* [EXERCISE PROMPT]: Can the data below be set down again exactly, line for line?

* [EXERCISE MATERIAL]:
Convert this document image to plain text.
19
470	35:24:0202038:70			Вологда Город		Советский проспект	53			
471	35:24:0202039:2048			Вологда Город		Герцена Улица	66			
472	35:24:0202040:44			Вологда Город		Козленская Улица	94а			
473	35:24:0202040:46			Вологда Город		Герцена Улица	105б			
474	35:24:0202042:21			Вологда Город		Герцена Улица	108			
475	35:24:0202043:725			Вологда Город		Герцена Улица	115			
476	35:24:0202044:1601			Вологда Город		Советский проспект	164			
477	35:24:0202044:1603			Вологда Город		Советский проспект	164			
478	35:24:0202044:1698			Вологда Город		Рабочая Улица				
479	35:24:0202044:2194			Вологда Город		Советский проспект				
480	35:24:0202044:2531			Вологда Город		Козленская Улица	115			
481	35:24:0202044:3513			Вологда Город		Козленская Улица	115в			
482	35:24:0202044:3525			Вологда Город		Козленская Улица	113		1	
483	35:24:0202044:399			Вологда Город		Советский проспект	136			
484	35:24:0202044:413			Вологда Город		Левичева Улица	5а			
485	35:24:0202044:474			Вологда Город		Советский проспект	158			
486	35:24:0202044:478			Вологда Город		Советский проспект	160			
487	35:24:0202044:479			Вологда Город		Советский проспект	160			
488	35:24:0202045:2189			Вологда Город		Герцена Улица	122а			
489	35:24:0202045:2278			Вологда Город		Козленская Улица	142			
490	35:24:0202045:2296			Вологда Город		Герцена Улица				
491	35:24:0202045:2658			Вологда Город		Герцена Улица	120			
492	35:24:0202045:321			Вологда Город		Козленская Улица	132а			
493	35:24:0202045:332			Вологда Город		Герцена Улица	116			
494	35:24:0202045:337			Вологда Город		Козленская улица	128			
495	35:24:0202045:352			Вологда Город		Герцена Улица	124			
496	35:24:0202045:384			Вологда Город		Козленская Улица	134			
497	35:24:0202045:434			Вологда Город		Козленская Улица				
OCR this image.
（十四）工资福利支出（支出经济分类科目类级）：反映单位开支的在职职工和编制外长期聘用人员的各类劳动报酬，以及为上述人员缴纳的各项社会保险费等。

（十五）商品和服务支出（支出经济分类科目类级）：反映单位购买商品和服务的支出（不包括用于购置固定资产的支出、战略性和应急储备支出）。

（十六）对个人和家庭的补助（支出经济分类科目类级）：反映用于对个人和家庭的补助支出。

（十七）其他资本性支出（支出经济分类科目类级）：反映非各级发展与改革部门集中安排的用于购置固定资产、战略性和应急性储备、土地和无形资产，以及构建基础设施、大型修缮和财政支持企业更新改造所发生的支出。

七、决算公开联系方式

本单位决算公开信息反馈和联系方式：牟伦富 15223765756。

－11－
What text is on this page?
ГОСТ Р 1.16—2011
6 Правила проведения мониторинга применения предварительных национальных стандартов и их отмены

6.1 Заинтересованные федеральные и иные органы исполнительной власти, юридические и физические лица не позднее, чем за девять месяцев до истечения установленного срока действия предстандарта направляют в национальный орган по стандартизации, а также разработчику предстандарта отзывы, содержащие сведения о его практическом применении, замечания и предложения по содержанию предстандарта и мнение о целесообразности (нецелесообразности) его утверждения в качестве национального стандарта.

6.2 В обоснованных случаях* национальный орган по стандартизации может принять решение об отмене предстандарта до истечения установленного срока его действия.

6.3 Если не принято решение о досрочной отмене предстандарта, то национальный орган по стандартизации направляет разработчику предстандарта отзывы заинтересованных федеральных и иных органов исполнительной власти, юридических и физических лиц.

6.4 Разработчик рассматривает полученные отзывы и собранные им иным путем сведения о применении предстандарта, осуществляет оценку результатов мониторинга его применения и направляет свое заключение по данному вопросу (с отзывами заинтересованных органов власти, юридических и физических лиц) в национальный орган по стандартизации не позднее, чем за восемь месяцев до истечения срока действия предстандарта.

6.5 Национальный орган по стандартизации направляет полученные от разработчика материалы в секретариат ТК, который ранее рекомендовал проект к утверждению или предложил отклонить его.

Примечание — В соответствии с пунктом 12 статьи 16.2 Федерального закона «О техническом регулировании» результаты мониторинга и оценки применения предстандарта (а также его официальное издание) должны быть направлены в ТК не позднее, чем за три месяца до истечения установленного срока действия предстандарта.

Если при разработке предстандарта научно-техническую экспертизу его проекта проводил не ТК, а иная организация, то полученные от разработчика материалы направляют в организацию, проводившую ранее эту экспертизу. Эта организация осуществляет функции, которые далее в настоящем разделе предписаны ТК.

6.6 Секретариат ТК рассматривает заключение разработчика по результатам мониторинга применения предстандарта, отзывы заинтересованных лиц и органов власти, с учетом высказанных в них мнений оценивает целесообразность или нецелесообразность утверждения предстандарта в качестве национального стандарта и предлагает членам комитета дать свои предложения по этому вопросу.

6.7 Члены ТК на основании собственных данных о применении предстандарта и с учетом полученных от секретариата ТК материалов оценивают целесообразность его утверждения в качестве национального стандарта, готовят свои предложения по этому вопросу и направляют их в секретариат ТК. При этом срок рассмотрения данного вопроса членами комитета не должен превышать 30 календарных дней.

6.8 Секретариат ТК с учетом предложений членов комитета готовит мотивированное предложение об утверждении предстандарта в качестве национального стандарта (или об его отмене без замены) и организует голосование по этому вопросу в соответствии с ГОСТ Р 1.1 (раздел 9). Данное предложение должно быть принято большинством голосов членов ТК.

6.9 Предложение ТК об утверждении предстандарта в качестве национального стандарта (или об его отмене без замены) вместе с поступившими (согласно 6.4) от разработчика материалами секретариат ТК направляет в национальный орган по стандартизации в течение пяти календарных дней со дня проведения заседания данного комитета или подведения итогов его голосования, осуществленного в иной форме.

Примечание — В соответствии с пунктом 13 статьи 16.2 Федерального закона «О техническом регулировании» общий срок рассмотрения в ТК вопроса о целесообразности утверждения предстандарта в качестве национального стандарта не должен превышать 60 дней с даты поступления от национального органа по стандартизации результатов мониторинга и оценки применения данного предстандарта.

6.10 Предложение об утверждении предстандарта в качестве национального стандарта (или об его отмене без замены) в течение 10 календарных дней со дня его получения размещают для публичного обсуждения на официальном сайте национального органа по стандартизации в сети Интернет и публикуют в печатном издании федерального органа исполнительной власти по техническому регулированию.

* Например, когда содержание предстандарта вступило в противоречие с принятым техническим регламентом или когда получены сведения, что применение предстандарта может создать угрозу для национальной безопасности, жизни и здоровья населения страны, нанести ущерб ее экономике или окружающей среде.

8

* [RESPONSE]:
Convert this document image to plain text.
19
470	35:24:0202038:70			Вологда Город		Советский проспект	53			
471	35:24:0202039:2048			Вологда Город		Герцена Улица	66			
472	35:24:0202040:44			Вологда Город		Козленская Улица	94а			
473	35:24:0202040:46			Вологда Город		Герцена Улица	105б			
474	35:24:0202042:21			Вологда Город		Герцена Улица	108			
475	35:24:0202043:725			Вологда Город		Герцена Улица	115			
476	35:24:0202044:1601			Вологда Город		Советский проспект	164			
477	35:24:0202044:1603			Вологда Город		Советский проспект	164			
478	35:24:0202044:1698			Вологда Город		Рабочая Улица				
479	35:24:0202044:2194			Вологда Город		Советский проспект				
480	35:24:0202044:2531			Вологда Город		Козленская Улица	115			
481	35:24:0202044:3513			Вологда Город		Козленская Улица	115в			
482	35:24:0202044:3525			Вологда Город		Козленская Улица	113		1	
483	35:24:0202044:399			Вологда Город		Советский проспект	136			
484	35:24:0202044:413			Вологда Город		Левичева Улица	5а			
485	35:24:0202044:474			Вологда Город		Советский проспект	158			
486	35:24:0202044:478			Вологда Город		Советский проспект	160			
487	35:24:0202044:479			Вологда Город		Советский проспект	160			
488	35:24:0202045:2189			Вологда Город		Герцена Улица	122а			
489	35:24:0202045:2278			Вологда Город		Козленская Улица	142			
490	35:24:0202045:2296			Вологда Город		Герцена Улица				
491	35:24:0202045:2658			Вологда Город		Герцена Улица	120			
492	35:24:0202045:321			Вологда Город		Козленская Улица	132а			
493	35:24:0202045:332			Вологда Город		Герцена Улица	116			
494	35:24:0202045:337			Вологда Город		Козленская улица	128			
495	35:24:0202045:352			Вологда Город		Герцена Улица	124			
496	35:24:0202045:384			Вологда Город		Козленская Улица	134			
497	35:24:0202045:434			Вологда Город		Козленская Улица				
OCR this image.
（十四）工资福利支出（支出经济分类科目类级）：反映单位开支的在职职工和编制外长期聘用人员的各类劳动报酬，以及为上述人员缴纳的各项社会保险费等。

（十五）商品和服务支出（支出经济分类科目类级）：反映单位购买商品和服务的支出（不包括用于购置固定资产的支出、战略性和应急储备支出）。

（十六）对个人和家庭的补助（支出经济分类科目类级）：反映用于对个人和家庭的补助支出。

（十七）其他资本性支出（支出经济分类科目类级）：反映非各级发展与改革部门集中安排的用于购置固定资产、战略性和应急性储备、土地和无形资产，以及构建基础设施、大型修缮和财政支持企业更新改造所发生的支出。

七、决算公开联系方式

本单位决算公开信息反馈和联系方式：牟伦富 15223765756。

－11－
What text is on this page?
ГОСТ Р 1.16—2011
6 Правила проведения мониторинга применения предварительных национальных стандартов и их отмены

6.1 Заинтересованные федеральные и иные органы исполнительной власти, юридические и физические лица не позднее, чем за девять месяцев до истечения установленного срока действия предстандарта направляют в национальный орган по стандартизации, а также разработчику предстандарта отзывы, содержащие сведения о его практическом применении, замечания и предложения по содержанию предстандарта и мнение о целесообразности (нецелесообразности) его утверждения в качестве национального стандарта.

6.2 В обоснованных случаях* национальный орган по стандартизации может принять решение об отмене предстандарта до истечения установленного срока его действия.

6.3 Если не принято решение о досрочной отмене предстандарта, то национальный орган по стандартизации направляет разработчику предстандарта отзывы заинтересованных федеральных и иных органов исполнительной власти, юридических и физических лиц.

6.4 Разработчик рассматривает полученные отзывы и собранные им иным путем сведения о применении предстандарта, осуществляет оценку результатов мониторинга его применения и направляет свое заключение по данному вопросу (с отзывами заинтересованных органов власти, юридических и физических лиц) в национальный орган по стандартизации не позднее, чем за восемь месяцев до истечения срока действия предстандарта.

6.5 Национальный орган по стандартизации направляет полученные от разработчика материалы в секретариат ТК, который ранее рекомендовал проект к утверждению или предложил отклонить его.

Примечание — В соответствии с пунктом 12 статьи 16.2 Федерального закона «О техническом регулировании» результаты мониторинга и оценки применения предстандарта (а также его официальное издание) должны быть направлены в ТК не позднее, чем за три месяца до истечения установленного срока действия предстандарта.

Если при разработке предстандарта научно-техническую экспертизу его проекта проводил не ТК, а иная организация, то полученные от разработчика материалы направляют в организацию, проводившую ранее эту экспертизу. Эта организация осуществляет функции, которые далее в настоящем разделе предписаны ТК.

6.6 Секретариат ТК рассматривает заключение разработчика по результатам мониторинга применения предстандарта, отзывы заинтересованных лиц и органов власти, с учетом высказанных в них мнений оценивает целесообразность или нецелесообразность утверждения предстандарта в качестве национального стандарта и предлагает членам комитета дать свои предложения по этому вопросу.

6.7 Члены ТК на основании собственных данных о применении предстандарта и с учетом полученных от секретариата ТК материалов оценивают целесообразность его утверждения в качестве национального стандарта, готовят свои предложения по этому вопросу и направляют их в секретариат ТК. При этом срок рассмотрения данного вопроса членами комитета не должен превышать 30 календарных дней.

6.8 Секретариат ТК с учетом предложений членов комитета готовит мотивированное предложение об утверждении предстандарта в качестве национального стандарта (или об его отмене без замены) и организует голосование по этому вопросу в соответствии с ГОСТ Р 1.1 (раздел 9). Данное предложение должно быть принято большинством голосов членов ТК.

6.9 Предложение ТК об утверждении предстандарта в качестве национального стандарта (или об его отмене без замены) вместе с поступившими (согласно 6.4) от разработчика материалами секретариат ТК направляет в национальный орган по стандартизации в течение пяти календарных дней со дня проведения заседания данного комитета или подведения итогов его голосования, осуществленного в иной форме.

Примечание — В соответствии с пунктом 13 статьи 16.2 Федерального закона «О техническом регулировании» общий срок рассмотрения в ТК вопроса о целесообразности утверждения предстандарта в качестве национального стандарта не должен превышать 60 дней с даты поступления от национального органа по стандартизации результатов мониторинга и оценки применения данного предстандарта.

6.10 Предложение об утверждении предстандарта в качестве национального стандарта (или об его отмене без замены) в течение 10 календарных дней со дня его получения размещают для публичного обсуждения на официальном сайте национального органа по стандартизации в сети Интернет и публикуют в печатном издании федерального органа исполнительной власти по техническому регулированию.

* Например, когда содержание предстандарта вступило в противоречие с принятым техническим регламентом или когда получены сведения, что применение предстандарта может создать угрозу для национальной безопасности, жизни и здоровья населения страны, нанести ущерб ее экономике или окружающей среде.

8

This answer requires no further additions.